**Your goal:** Gather every line from the entries below that includes "like".

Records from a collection
====
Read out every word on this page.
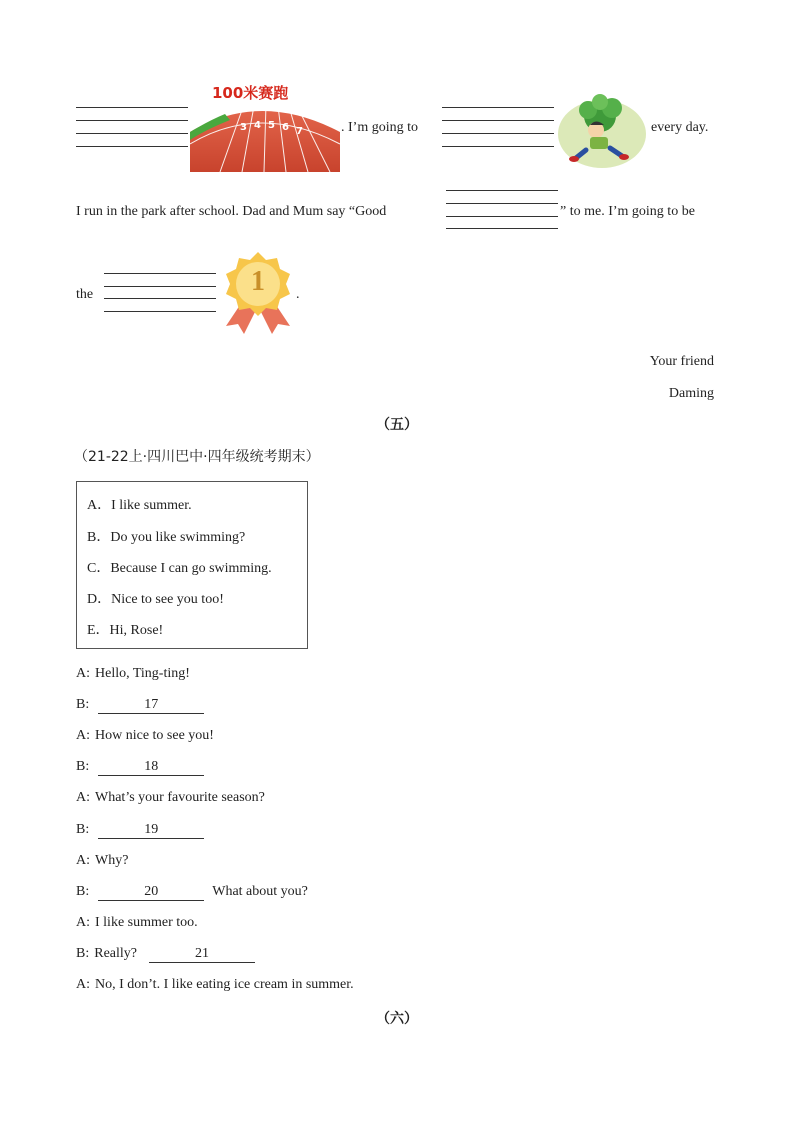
100米赛跑
3 4 5 6 7	. I’m going to	every day.
I run in the park after school. Dad and Mum say “Good	” to me. I’m going to be
the	1	.
Your friend
Daming
（五）
（21-22上·四川巴中·四年级统考期末）
A．I like summer.
B．Do you like swimming?
C．Because I can go swimming.
D．Nice to see you too!
E．Hi, Rose!
A: Hello, Ting-ting!
B:	17
A: How nice to see you!
B:	18
A: What’s your favourite season?
B:	19
A: Why?
B:	20	What about you?
A: I like summer too.
B: Really?	21
A: No, I don’t. I like eating ice cream in summer.
（六）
====
**Answer for the task:**
A．I like summer.
B．Do you like swimming?
A: I like summer too.
A: No, I don’t. I like eating ice cream in summer.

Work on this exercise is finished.